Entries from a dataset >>
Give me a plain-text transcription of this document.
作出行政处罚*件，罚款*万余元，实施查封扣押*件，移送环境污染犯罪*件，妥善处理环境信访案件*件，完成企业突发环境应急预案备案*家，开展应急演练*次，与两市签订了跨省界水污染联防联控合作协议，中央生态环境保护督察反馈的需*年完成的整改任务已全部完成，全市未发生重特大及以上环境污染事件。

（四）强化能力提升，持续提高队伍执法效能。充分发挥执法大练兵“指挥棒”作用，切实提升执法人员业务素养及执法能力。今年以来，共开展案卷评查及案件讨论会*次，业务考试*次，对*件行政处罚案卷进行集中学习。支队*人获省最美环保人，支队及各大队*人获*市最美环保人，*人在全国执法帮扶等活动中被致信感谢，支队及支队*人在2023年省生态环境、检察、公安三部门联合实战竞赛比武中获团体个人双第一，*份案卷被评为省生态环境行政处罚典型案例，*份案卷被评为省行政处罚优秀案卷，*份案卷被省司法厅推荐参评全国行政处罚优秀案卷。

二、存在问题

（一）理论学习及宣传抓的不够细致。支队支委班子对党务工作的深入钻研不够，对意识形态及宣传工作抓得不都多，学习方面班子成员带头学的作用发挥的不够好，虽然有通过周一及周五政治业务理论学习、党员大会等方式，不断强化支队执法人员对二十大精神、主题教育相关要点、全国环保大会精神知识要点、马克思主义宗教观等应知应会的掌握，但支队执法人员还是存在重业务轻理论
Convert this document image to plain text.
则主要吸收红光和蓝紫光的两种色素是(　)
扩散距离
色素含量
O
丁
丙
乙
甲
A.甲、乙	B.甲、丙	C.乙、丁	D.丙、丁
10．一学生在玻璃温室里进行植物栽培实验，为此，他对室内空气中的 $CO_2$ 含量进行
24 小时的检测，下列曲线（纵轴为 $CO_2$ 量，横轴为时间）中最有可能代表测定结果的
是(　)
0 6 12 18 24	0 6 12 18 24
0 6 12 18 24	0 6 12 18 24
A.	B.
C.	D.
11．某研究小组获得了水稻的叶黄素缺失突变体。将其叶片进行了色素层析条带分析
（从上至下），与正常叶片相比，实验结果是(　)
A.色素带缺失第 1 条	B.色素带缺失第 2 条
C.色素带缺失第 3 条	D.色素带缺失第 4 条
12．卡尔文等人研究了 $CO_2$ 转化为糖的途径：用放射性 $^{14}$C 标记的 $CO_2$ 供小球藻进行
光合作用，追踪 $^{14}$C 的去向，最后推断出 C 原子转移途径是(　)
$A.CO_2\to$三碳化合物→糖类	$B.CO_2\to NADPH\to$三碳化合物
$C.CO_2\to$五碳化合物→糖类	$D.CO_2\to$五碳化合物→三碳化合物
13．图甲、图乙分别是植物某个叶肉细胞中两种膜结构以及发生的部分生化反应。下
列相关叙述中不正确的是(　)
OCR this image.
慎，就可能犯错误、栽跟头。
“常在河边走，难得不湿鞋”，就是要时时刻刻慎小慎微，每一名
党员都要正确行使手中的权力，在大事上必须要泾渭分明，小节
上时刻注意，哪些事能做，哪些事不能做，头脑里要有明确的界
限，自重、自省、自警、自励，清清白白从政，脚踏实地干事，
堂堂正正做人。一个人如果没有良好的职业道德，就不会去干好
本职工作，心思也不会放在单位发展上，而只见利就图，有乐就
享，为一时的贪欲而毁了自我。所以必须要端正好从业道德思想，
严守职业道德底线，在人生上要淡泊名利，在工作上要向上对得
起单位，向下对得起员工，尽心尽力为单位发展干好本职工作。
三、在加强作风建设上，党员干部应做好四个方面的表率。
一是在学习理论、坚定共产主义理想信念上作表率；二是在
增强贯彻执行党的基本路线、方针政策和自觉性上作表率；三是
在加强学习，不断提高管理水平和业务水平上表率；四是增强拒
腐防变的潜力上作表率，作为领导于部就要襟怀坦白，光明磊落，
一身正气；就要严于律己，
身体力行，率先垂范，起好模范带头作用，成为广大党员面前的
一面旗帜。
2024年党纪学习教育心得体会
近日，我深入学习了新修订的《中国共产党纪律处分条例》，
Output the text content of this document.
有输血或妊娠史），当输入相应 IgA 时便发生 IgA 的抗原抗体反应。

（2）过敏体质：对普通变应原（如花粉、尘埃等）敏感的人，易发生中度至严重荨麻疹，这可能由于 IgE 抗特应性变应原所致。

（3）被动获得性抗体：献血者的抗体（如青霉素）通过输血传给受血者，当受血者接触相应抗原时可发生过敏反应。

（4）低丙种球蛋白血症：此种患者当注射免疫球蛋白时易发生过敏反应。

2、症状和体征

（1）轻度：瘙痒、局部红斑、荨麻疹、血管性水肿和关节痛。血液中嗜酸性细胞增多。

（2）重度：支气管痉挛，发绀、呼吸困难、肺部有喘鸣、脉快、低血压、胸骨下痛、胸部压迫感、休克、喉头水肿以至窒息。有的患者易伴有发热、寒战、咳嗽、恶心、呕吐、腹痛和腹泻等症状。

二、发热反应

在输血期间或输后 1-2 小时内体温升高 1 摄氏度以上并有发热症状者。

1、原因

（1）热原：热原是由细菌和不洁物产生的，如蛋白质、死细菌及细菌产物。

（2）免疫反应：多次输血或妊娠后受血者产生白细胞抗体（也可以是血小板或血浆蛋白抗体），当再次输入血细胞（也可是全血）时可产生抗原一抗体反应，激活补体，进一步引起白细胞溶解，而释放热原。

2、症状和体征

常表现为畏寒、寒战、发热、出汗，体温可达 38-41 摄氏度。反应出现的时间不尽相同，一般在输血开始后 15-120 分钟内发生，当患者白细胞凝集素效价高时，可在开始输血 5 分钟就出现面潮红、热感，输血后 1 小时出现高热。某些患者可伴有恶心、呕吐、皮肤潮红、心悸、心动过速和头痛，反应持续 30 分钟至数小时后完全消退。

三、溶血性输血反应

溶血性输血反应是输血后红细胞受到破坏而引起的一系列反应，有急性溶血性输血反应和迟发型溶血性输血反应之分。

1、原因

WHAT IS REQUIRED >> Your answer should be a single number: the count of lines in the entries that contain the word "plain".

RESULT FOR THIS TASK >> 2